### YOUR GOAL
Copy out all of the material exactly.

───── MATERIAL FOR THIS EXERCISE ─────

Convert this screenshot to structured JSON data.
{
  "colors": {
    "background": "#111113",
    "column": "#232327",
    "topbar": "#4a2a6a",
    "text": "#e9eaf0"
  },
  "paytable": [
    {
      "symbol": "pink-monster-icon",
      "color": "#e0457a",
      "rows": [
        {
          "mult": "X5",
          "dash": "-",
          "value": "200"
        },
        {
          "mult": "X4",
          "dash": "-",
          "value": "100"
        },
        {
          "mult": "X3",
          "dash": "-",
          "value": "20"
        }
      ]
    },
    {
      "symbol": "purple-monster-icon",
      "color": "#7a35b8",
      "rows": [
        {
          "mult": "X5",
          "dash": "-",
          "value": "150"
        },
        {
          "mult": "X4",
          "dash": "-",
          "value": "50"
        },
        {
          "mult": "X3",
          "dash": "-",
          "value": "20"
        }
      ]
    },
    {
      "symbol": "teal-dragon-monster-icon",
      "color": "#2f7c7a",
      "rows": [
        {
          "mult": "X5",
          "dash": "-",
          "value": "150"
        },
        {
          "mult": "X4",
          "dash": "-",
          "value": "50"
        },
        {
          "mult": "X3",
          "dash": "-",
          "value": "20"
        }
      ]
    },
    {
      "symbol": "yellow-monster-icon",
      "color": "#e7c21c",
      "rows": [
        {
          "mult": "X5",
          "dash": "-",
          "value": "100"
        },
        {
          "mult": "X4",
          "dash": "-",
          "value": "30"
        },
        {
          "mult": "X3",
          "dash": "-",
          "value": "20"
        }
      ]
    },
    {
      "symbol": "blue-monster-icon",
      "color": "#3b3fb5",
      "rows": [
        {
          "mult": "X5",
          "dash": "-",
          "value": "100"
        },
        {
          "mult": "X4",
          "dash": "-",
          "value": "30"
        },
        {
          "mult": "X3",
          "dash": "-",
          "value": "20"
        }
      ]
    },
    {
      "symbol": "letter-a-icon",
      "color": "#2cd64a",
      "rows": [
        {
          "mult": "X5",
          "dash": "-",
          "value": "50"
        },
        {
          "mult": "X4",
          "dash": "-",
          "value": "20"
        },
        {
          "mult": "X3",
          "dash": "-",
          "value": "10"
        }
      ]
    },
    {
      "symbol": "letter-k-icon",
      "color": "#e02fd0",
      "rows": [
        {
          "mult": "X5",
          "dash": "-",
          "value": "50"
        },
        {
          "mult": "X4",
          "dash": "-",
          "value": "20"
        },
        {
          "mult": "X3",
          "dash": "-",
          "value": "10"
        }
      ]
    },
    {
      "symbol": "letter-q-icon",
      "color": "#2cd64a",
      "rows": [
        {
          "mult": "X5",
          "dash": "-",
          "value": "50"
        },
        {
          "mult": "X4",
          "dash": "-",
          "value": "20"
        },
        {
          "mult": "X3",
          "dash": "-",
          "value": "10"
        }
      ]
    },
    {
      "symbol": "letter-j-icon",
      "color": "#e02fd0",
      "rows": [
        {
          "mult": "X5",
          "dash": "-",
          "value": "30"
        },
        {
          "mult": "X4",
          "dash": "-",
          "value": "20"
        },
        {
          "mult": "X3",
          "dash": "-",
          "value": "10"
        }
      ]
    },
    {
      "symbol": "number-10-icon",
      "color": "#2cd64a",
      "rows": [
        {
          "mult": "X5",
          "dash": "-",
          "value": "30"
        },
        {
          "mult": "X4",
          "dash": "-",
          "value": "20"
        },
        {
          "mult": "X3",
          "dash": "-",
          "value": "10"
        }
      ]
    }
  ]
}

─────

### ANSWER
Convert this screenshot to structured JSON data.
{
  "colors": {
    "background": "#111113",
    "column": "#232327",
    "topbar": "#4a2a6a",
    "text": "#e9eaf0"
  },
  "paytable": [
    {
      "symbol": "pink-monster-icon",
      "color": "#e0457a",
      "rows": [
        {
          "mult": "X5",
          "dash": "-",
          "value": "200"
        },
        {
          "mult": "X4",
          "dash": "-",
          "value": "100"
        },
        {
          "mult": "X3",
          "dash": "-",
          "value": "20"
        }
      ]
    },
    {
      "symbol": "purple-monster-icon",
      "color": "#7a35b8",
      "rows": [
        {
          "mult": "X5",
          "dash": "-",
          "value": "150"
        },
        {
          "mult": "X4",
          "dash": "-",
          "value": "50"
        },
        {
          "mult": "X3",
          "dash": "-",
          "value": "20"
        }
      ]
    },
    {
      "symbol": "teal-dragon-monster-icon",
      "color": "#2f7c7a",
      "rows": [
        {
          "mult": "X5",
          "dash": "-",
          "value": "150"
        },
        {
          "mult": "X4",
          "dash": "-",
          "value": "50"
        },
        {
          "mult": "X3",
          "dash": "-",
          "value": "20"
        }
      ]
    },
    {
      "symbol": "yellow-monster-icon",
      "color": "#e7c21c",
      "rows": [
        {
          "mult": "X5",
          "dash": "-",
          "value": "100"
        },
        {
          "mult": "X4",
          "dash": "-",
          "value": "30"
        },
        {
          "mult": "X3",
          "dash": "-",
          "value": "20"
        }
      ]
    },
    {
      "symbol": "blue-monster-icon",
      "color": "#3b3fb5",
      "rows": [
        {
          "mult": "X5",
          "dash": "-",
          "value": "100"
        },
        {
          "mult": "X4",
          "dash": "-",
          "value": "30"
        },
        {
          "mult": "X3",
          "dash": "-",
          "value": "20"
        }
      ]
    },
    {
      "symbol": "letter-a-icon",
      "color": "#2cd64a",
      "rows": [
        {
          "mult": "X5",
          "dash": "-",
          "value": "50"
        },
        {
          "mult": "X4",
          "dash": "-",
          "value": "20"
        },
        {
          "mult": "X3",
          "dash": "-",
          "value": "10"
        }
      ]
    },
    {
      "symbol": "letter-k-icon",
      "color": "#e02fd0",
      "rows": [
        {
          "mult": "X5",
          "dash": "-",
          "value": "50"
        },
        {
          "mult": "X4",
          "dash": "-",
          "value": "20"
        },
        {
          "mult": "X3",
          "dash": "-",
          "value": "10"
        }
      ]
    },
    {
      "symbol": "letter-q-icon",
      "color": "#2cd64a",
      "rows": [
        {
          "mult": "X5",
          "dash": "-",
          "value": "50"
        },
        {
          "mult": "X4",
          "dash": "-",
          "value": "20"
        },
        {
          "mult": "X3",
          "dash": "-",
          "value": "10"
        }
      ]
    },
    {
      "symbol": "letter-j-icon",
      "color": "#e02fd0",
      "rows": [
        {
          "mult": "X5",
          "dash": "-",
          "value": "30"
        },
        {
          "mult": "X4",
          "dash": "-",
          "value": "20"
        },
        {
          "mult": "X3",
          "dash": "-",
          "value": "10"
        }
      ]
    },
    {
      "symbol": "number-10-icon",
      "color": "#2cd64a",
      "rows": [
        {
          "mult": "X5",
          "dash": "-",
          "value": "30"
        },
        {
          "mult": "X4",
          "dash": "-",
          "value": "20"
        },
        {
          "mult": "X3",
          "dash": "-",
          "value": "10"
        }
      ]
    }
  ]
}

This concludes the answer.